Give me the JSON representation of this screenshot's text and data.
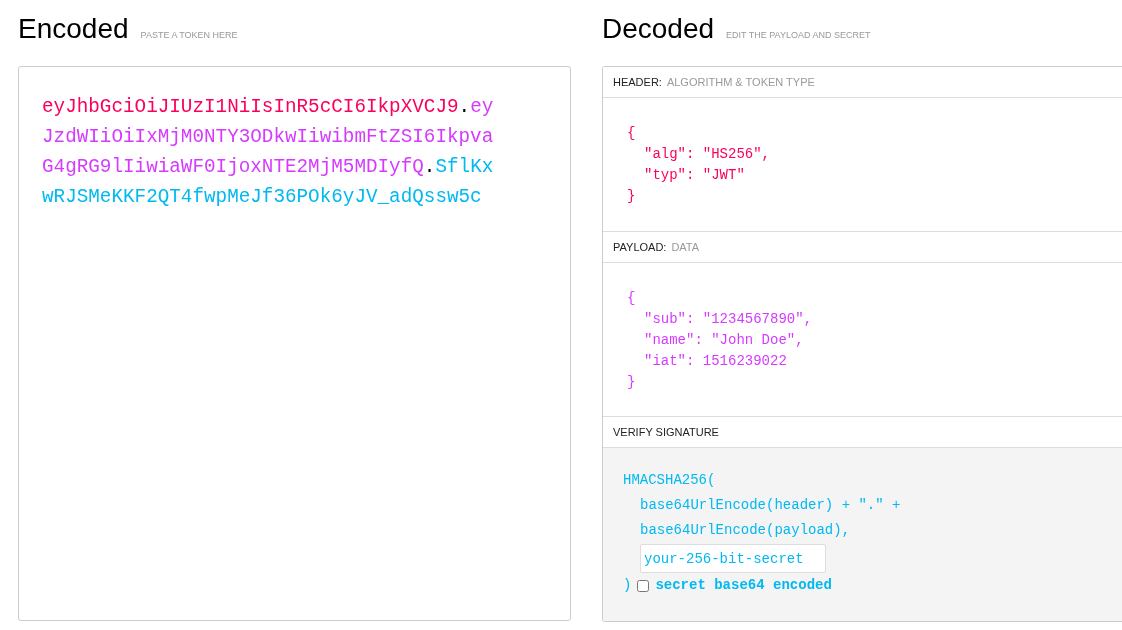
{
  "encoded": {
    "title": "Encoded",
    "hint": "PASTE A TOKEN HERE",
    "token": [
      {
        "text": "eyJhbGciOiJIUzI1NiIsInR5cCI6IkpXVCJ9",
        "color": "#fb015b"
      },
      {
        "text": ".",
        "color": "#000000"
      },
      {
        "text": "eyJzdWIiOiIxMjM0NTY3ODkwIiwibmFtZSI6IkpvaG4gRG9lIiwiaWF0IjoxNTE2MjM5MDIyfQ",
        "color": "#d63aff"
      },
      {
        "text": ".",
        "color": "#000000"
      },
      {
        "text": "SflKxwRJSMeKKF2QT4fwpMeJf36POk6yJV_adQssw5c",
        "color": "#00b9f1"
      }
    ]
  },
  "decoded": {
    "title": "Decoded",
    "hint": "EDIT THE PAYLOAD AND SECRET",
    "sections": [
      {
        "kind": "json",
        "label": "HEADER:",
        "sublabel": "ALGORITHM & TOKEN TYPE",
        "color": "#fb015b",
        "open": "{",
        "entries": [
          "\"alg\": \"HS256\",",
          "\"typ\": \"JWT\""
        ],
        "close": "}"
      },
      {
        "kind": "json",
        "label": "PAYLOAD:",
        "sublabel": "DATA",
        "color": "#d63aff",
        "open": "{",
        "entries": [
          "\"sub\": \"1234567890\",",
          "\"name\": \"John Doe\",",
          "\"iat\": 1516239022"
        ],
        "close": "}"
      },
      {
        "kind": "signature",
        "label": "VERIFY SIGNATURE",
        "color": "#00b9f1",
        "open": "HMACSHA256(",
        "entries": [
          "base64UrlEncode(header) + \".\" +",
          "base64UrlEncode(payload),"
        ],
        "secret": {
          "placeholder": "your-256-bit-secret"
        },
        "close": ")",
        "checkbox": {
          "label": "secret base64 encoded",
          "checked": false
        }
      }
    ]
  }
}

____

- _SET TASK_
Copy every line in the records above that contains the word "sublabel".

- _CORRECT RESPONSE_
        "sublabel": "ALGORITHM & TOKEN TYPE",
        "sublabel": "DATA",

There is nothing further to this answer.